Data extracted from a collection
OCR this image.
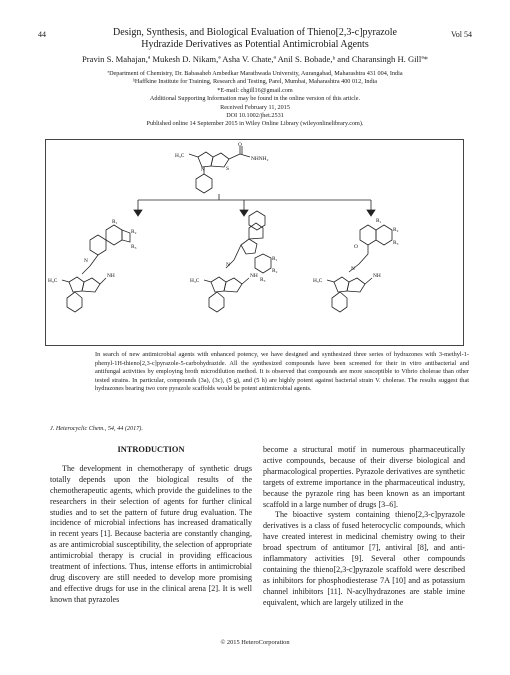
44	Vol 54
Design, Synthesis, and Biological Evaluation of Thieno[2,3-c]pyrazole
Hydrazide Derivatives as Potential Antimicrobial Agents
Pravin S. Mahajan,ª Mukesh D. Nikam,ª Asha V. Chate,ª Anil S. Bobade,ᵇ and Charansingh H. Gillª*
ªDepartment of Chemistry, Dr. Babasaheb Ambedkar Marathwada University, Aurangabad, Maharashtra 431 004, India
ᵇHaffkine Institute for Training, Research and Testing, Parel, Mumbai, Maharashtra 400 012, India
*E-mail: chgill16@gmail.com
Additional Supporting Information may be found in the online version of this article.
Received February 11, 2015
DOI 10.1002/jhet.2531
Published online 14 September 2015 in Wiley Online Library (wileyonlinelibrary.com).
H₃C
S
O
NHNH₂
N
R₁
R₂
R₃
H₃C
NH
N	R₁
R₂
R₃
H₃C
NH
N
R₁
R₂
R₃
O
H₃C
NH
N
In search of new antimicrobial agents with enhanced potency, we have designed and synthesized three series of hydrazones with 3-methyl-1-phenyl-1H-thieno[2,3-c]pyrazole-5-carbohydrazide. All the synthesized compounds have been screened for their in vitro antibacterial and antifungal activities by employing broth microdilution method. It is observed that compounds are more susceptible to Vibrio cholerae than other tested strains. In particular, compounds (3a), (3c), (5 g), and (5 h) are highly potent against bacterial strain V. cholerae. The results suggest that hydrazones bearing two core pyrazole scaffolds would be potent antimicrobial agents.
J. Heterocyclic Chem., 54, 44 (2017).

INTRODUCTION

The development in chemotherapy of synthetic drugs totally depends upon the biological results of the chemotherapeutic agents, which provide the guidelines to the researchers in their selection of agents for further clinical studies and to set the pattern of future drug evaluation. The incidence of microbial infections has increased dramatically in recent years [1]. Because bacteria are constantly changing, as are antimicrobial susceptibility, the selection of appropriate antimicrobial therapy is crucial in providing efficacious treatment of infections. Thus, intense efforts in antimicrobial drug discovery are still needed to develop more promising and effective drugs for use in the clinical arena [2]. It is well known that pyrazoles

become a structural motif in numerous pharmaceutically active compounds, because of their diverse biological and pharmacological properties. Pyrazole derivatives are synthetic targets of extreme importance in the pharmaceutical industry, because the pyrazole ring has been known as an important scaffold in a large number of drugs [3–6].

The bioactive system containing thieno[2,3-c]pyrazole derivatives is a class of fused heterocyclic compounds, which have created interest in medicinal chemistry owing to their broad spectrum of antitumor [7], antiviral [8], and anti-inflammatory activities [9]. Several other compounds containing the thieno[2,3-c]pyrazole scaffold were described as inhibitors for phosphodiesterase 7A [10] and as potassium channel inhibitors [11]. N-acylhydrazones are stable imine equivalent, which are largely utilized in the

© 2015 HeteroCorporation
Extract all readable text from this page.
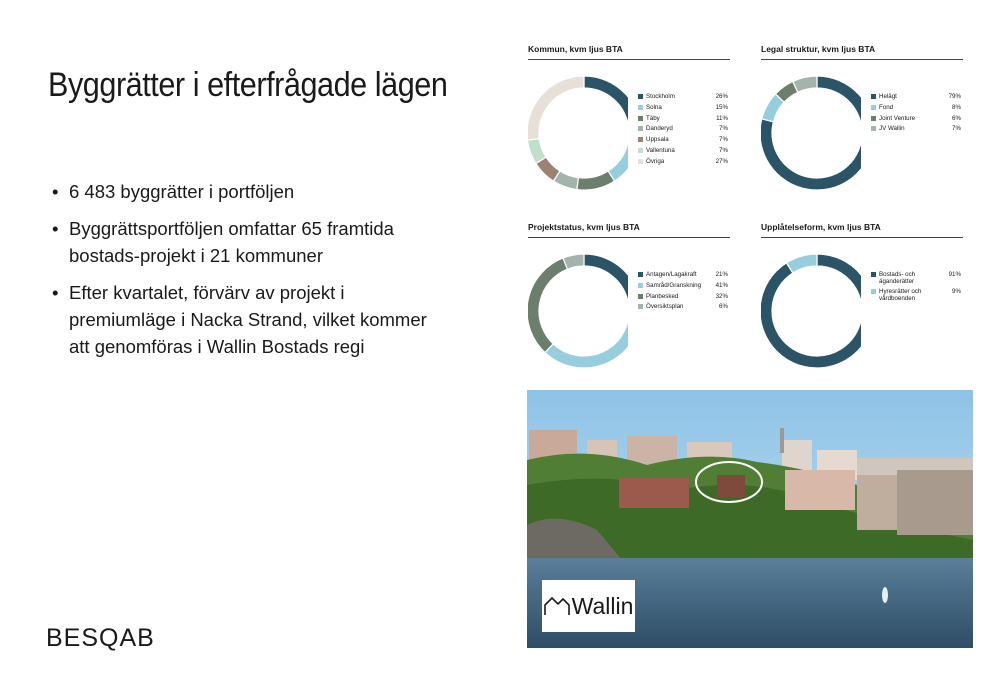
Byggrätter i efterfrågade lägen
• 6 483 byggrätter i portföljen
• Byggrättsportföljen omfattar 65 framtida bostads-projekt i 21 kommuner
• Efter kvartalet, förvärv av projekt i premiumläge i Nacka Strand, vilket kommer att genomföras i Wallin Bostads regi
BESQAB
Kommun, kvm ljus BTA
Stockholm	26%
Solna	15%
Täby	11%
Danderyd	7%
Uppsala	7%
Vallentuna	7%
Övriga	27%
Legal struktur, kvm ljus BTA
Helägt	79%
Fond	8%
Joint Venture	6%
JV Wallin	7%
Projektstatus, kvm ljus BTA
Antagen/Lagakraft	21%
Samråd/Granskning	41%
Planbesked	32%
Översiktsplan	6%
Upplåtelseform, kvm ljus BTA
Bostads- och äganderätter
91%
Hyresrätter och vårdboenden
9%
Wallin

**Activity:**
Copy the records above exactly, omitting every picture.

**Task result:**
OCR this image.
44	Vol 54
Design, Synthesis, and Biological Evaluation of Thieno[2,3-c]pyrazole
Hydrazide Derivatives as Potential Antimicrobial Agents
Pravin S. Mahajan,ª Mukesh D. Nikam,ª Asha V. Chate,ª Anil S. Bobade,ᵇ and Charansingh H. Gillª*
ªDepartment of Chemistry, Dr. Babasaheb Ambedkar Marathwada University, Aurangabad, Maharashtra 431 004, India
ᵇHaffkine Institute for Training, Research and Testing, Parel, Mumbai, Maharashtra 400 012, India
*E-mail: chgill16@gmail.com
Additional Supporting Information may be found in the online version of this article.
Received February 11, 2015
DOI 10.1002/jhet.2531
Published online 14 September 2015 in Wiley Online Library (wileyonlinelibrary.com).
H₃C
S
O
NHNH₂
N
R₁
R₂
R₃
H₃C
NH
N	R₁
R₂
R₃
H₃C
NH
N
R₁
R₂
R₃
O
H₃C
NH
N
In search of new antimicrobial agents with enhanced potency, we have designed and synthesized three series of hydrazones with 3-methyl-1-phenyl-1H-thieno[2,3-c]pyrazole-5-carbohydrazide. All the synthesized compounds have been screened for their in vitro antibacterial and antifungal activities by employing broth microdilution method. It is observed that compounds are more susceptible to Vibrio cholerae than other tested strains. In particular, compounds (3a), (3c), (5 g), and (5 h) are highly potent against bacterial strain V. cholerae. The results suggest that hydrazones bearing two core pyrazole scaffolds would be potent antimicrobial agents.
J. Heterocyclic Chem., 54, 44 (2017).

INTRODUCTION

The development in chemotherapy of synthetic drugs totally depends upon the biological results of the chemotherapeutic agents, which provide the guidelines to the researchers in their selection of agents for further clinical studies and to set the pattern of future drug evaluation. The incidence of microbial infections has increased dramatically in recent years [1]. Because bacteria are constantly changing, as are antimicrobial susceptibility, the selection of appropriate antimicrobial therapy is crucial in providing efficacious treatment of infections. Thus, intense efforts in antimicrobial drug discovery are still needed to develop more promising and effective drugs for use in the clinical arena [2]. It is well known that pyrazoles

become a structural motif in numerous pharmaceutically active compounds, because of their diverse biological and pharmacological properties. Pyrazole derivatives are synthetic targets of extreme importance in the pharmaceutical industry, because the pyrazole ring has been known as an important scaffold in a large number of drugs [3–6].

The bioactive system containing thieno[2,3-c]pyrazole derivatives is a class of fused heterocyclic compounds, which have created interest in medicinal chemistry owing to their broad spectrum of antitumor [7], antiviral [8], and anti-inflammatory activities [9]. Several other compounds containing the thieno[2,3-c]pyrazole scaffold were described as inhibitors for phosphodiesterase 7A [10] and as potassium channel inhibitors [11]. N-acylhydrazones are stable imine equivalent, which are largely utilized in the

© 2015 HeteroCorporation
Extract all readable text from this page.
Byggrätter i efterfrågade lägen
• 6 483 byggrätter i portföljen
• Byggrättsportföljen omfattar 65 framtida bostads-projekt i 21 kommuner
• Efter kvartalet, förvärv av projekt i premiumläge i Nacka Strand, vilket kommer att genomföras i Wallin Bostads regi
BESQAB
Kommun, kvm ljus BTA
Stockholm	26%
Solna	15%
Täby	11%
Danderyd	7%
Uppsala	7%
Vallentuna	7%
Övriga	27%
Legal struktur, kvm ljus BTA
Helägt	79%
Fond	8%
Joint Venture	6%
JV Wallin	7%
Projektstatus, kvm ljus BTA
Antagen/Lagakraft	21%
Samråd/Granskning	41%
Planbesked	32%
Översiktsplan	6%
Upplåtelseform, kvm ljus BTA
Bostads- och äganderätter
91%
Hyresrätter och vårdboenden
9%
Wallin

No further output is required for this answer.